SELECTED TEXT:
***

The typical Toda god is a being who is distinctly anthropomorphic and is called a teu. In the legends he lives much the same kind of life as the mortal Toda, having his dairies and his buffaloes. The sacred dairies and the sacred buffaloes of the Todas are still regarded as being in some measure the property of the gods, and the dairymen are looked upon as their priests. The gods hold councils and consult with one another just as do the Todas, and they are believed to be swayed by the same motives and to think in the same way as the Todas themselves.
At the present time most of the gods are believed to inhabit the summits of the hills, but they are not seen by mortals. Before the Todas were created, the gods lived on the Nilgiri Hills alone, and then it is believed that there followed a period during which gods and men inhabited the hills together. The gods ruled the men, ordained how they should live and originated the various customs of the people. The Todas can now give no definite account of their beliefs about the transition from this state of things to that which now exists.
Each clan of the Todas has a deity especially connected with it. This deity is called the nòdrodchi of the clan, and is believed to have been the ruler of the clan when gods and men lived together. I am doubtful whether there is at the present time any belief that the nòdrodchi exerts an influence over the clan with which he is connected.
There was no department of Toda lore which gave me greater difficulty than the study of the beliefs about the gods. There was no doubt that two gods stood out pre-eminent among the rest. One was a male deity whose name was Ön, and the other a female deity, Teikirzi. A simple question which I had the greatest difficulty in settling was the relation of these deities to one another. According to one account they were brother and sister; according to another, father and daughter. It seemed quite certain they were not husband and wife, and most probable that they were brother and sister. Others of the gods were believed to be related to one another, but on such points as this I found it almost impossible to obtain trustworthy information. It may have been reticence which made the difficulty, but I do not think so, and am inclined to think that the Todas have now only vague ideas about the histories of their more ancient gods, and have nothing like the definite traditions which they possess about deities of obviously more recent origin.
Sometimes there were discrepancies between different accounts which I could not clear up, and in such cases I give the account which seems to me to be the most trustworthy.

***

EXERCISE 1:
Answer these questions about the passage on Toda gods, one line each.
(a) What is the typical Toda god called?
(b) What is the deity connected with each clan called?
(c) What are the names of the two gods who stood out above the rest?
EXERCISE 2:
List each thing the passage on Toda gods says the gods did to or for men during the period when gods and men lived on the hills together.
EXERCISE 3:
Carry the passage on Toda gods forward from its final sentence.

GIVEN INFORMATION:
***

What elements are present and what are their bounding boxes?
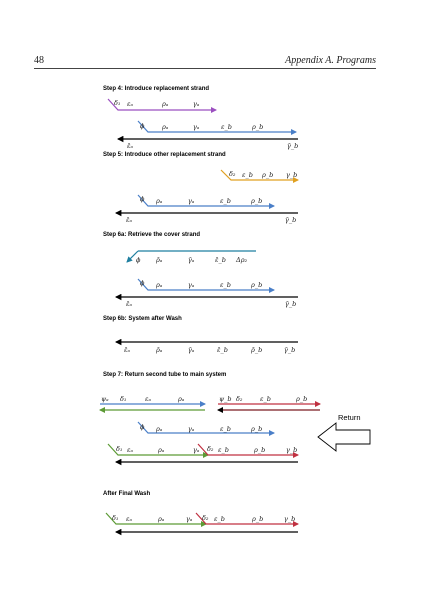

***

EXPECTED OUTPUT 1:
(a) A teu.
(b) The nòdrodchi of the clan.
(c) Ön and Teikirzi.

EXPECTED OUTPUT 2:
- They ruled the men.
- They ordained how the men should live.
- They originated the various customs of the people.

EXPECTED OUTPUT 3:
PITHI
This god is the earliest of whom any tradition is preserved. His name is Pithi or Püthi, and he is often called Pithioteu. He was born near the sacred dairy of Anto in a cave which had the same shape as the ordinary Toda hut. According to one account, Pithi created Todas and buffaloes, but there seemed to be little doubt that this is not the correct tradition, which assigns the act of creation to his son Ön. There is a suggestive resemblance between the name of this god and the Sanscrit word for earth, Prithivi, which is in common use in Southern India.
ÖN
Ön was the son of Pithi. He created the buffaloes and the Todas and became the ruler of Amnòdr, the world of the dead, where he now lives.
One day Ön went with his wife Pinârkûrs to Mêdrpem (the top of the Kundahs). There he put up an iron bar which stretched from one end of the pem to the other. Ön stood at one end of the bar and brought forth buffaloes from the earth, 1,600 in number. Then Pinarkurs tried to produce buffaloes and she stood at the other end of the bar and produced 1,800 buffaloes.
Behind Ön’s buffaloes there came out of the earth a man, holding the tail of the last buffalo, and this was the first Toda. Ön took one of the man’s ribs (parikatelv or magalelv) from the right side of his body and made a woman, who was the first Toda woman. The Todas then increased in number very rapidly so that at the end of the first week there were about a hundred. [57]
The descendants of the buffaloes created by Ön became sacred buffaloes, while the descendants of those created by his wife are the ordinary buffaloes.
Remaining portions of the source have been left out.